Written instruction:
Output all of the data below exactly as given.

Data for the task:
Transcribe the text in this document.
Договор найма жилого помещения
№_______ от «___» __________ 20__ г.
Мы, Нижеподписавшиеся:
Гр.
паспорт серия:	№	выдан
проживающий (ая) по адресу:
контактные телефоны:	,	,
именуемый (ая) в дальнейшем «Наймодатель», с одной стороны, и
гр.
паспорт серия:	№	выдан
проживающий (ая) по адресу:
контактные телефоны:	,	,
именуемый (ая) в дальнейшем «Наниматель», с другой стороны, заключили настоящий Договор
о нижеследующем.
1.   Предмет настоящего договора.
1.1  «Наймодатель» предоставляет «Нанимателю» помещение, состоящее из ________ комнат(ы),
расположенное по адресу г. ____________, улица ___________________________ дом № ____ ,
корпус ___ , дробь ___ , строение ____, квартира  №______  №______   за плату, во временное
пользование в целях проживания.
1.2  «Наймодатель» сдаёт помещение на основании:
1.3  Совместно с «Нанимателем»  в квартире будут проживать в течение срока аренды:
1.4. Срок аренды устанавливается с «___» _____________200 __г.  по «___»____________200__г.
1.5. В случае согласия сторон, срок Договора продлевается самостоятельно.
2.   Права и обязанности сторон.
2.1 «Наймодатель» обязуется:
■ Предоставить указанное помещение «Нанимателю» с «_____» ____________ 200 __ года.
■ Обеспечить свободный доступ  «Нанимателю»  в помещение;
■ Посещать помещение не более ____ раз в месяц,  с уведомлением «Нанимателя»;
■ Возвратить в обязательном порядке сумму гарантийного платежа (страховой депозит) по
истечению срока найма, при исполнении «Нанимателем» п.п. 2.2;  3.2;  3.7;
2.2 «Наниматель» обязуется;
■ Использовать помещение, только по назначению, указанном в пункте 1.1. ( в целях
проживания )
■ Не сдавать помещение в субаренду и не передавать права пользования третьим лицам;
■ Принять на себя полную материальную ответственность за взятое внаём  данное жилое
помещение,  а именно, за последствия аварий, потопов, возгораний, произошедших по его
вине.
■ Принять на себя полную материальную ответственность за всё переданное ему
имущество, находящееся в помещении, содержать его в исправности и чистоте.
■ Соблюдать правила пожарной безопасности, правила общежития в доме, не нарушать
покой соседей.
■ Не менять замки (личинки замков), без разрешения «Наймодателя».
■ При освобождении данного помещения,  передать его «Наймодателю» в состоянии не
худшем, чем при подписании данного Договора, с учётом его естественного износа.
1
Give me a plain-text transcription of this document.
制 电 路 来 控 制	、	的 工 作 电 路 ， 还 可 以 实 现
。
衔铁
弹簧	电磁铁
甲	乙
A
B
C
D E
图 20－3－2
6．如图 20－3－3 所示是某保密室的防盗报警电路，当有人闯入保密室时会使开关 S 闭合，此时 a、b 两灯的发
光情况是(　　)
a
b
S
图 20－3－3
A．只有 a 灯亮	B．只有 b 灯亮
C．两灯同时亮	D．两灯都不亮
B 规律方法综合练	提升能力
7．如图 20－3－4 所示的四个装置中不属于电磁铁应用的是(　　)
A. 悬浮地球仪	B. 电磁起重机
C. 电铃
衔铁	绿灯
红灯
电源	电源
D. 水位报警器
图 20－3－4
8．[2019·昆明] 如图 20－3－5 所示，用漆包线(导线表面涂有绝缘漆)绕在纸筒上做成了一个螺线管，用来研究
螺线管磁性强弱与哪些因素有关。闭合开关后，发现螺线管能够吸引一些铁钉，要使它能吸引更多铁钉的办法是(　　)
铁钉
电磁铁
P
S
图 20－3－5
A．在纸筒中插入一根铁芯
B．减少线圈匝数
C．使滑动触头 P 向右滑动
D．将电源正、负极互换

Expected answer:
Transcribe the text in this document.
Договор найма жилого помещения
№_______ от «___» __________ 20__ г.
Мы, Нижеподписавшиеся:
Гр.
паспорт серия:	№	выдан
проживающий (ая) по адресу:
контактные телефоны:	,	,
именуемый (ая) в дальнейшем «Наймодатель», с одной стороны, и
гр.
паспорт серия:	№	выдан
проживающий (ая) по адресу:
контактные телефоны:	,	,
именуемый (ая) в дальнейшем «Наниматель», с другой стороны, заключили настоящий Договор
о нижеследующем.
1.   Предмет настоящего договора.
1.1  «Наймодатель» предоставляет «Нанимателю» помещение, состоящее из ________ комнат(ы),
расположенное по адресу г. ____________, улица ___________________________ дом № ____ ,
корпус ___ , дробь ___ , строение ____, квартира  №______  №______   за плату, во временное
пользование в целях проживания.
1.2  «Наймодатель» сдаёт помещение на основании:
1.3  Совместно с «Нанимателем»  в квартире будут проживать в течение срока аренды:
1.4. Срок аренды устанавливается с «___» _____________200 __г.  по «___»____________200__г.
1.5. В случае согласия сторон, срок Договора продлевается самостоятельно.
2.   Права и обязанности сторон.
2.1 «Наймодатель» обязуется:
■ Предоставить указанное помещение «Нанимателю» с «_____» ____________ 200 __ года.
■ Обеспечить свободный доступ  «Нанимателю»  в помещение;
■ Посещать помещение не более ____ раз в месяц,  с уведомлением «Нанимателя»;
■ Возвратить в обязательном порядке сумму гарантийного платежа (страховой депозит) по
истечению срока найма, при исполнении «Нанимателем» п.п. 2.2;  3.2;  3.7;
2.2 «Наниматель» обязуется;
■ Использовать помещение, только по назначению, указанном в пункте 1.1. ( в целях
проживания )
■ Не сдавать помещение в субаренду и не передавать права пользования третьим лицам;
■ Принять на себя полную материальную ответственность за взятое внаём  данное жилое
помещение,  а именно, за последствия аварий, потопов, возгораний, произошедших по его
вине.
■ Принять на себя полную материальную ответственность за всё переданное ему
имущество, находящееся в помещении, содержать его в исправности и чистоте.
■ Соблюдать правила пожарной безопасности, правила общежития в доме, не нарушать
покой соседей.
■ Не менять замки (личинки замков), без разрешения «Наймодателя».
■ При освобождении данного помещения,  передать его «Наймодателю» в состоянии не
худшем, чем при подписании данного Договора, с учётом его естественного износа.
1
Give me a plain-text transcription of this document.
制 电 路 来 控 制	、	的 工 作 电 路 ， 还 可 以 实 现
。
衔铁
弹簧	电磁铁
甲	乙
A
B
C
D E
图 20－3－2
6．如图 20－3－3 所示是某保密室的防盗报警电路，当有人闯入保密室时会使开关 S 闭合，此时 a、b 两灯的发
光情况是(　　)
a
b
S
图 20－3－3
A．只有 a 灯亮	B．只有 b 灯亮
C．两灯同时亮	D．两灯都不亮
B 规律方法综合练	提升能力
7．如图 20－3－4 所示的四个装置中不属于电磁铁应用的是(　　)
A. 悬浮地球仪	B. 电磁起重机
C. 电铃
衔铁	绿灯
红灯
电源	电源
D. 水位报警器
图 20－3－4
8．[2019·昆明] 如图 20－3－5 所示，用漆包线(导线表面涂有绝缘漆)绕在纸筒上做成了一个螺线管，用来研究
螺线管磁性强弱与哪些因素有关。闭合开关后，发现螺线管能够吸引一些铁钉，要使它能吸引更多铁钉的办法是(　　)
铁钉
电磁铁
P
S
图 20－3－5
A．在纸筒中插入一根铁芯
B．减少线圈匝数
C．使滑动触头 P 向右滑动
D．将电源正、负极互换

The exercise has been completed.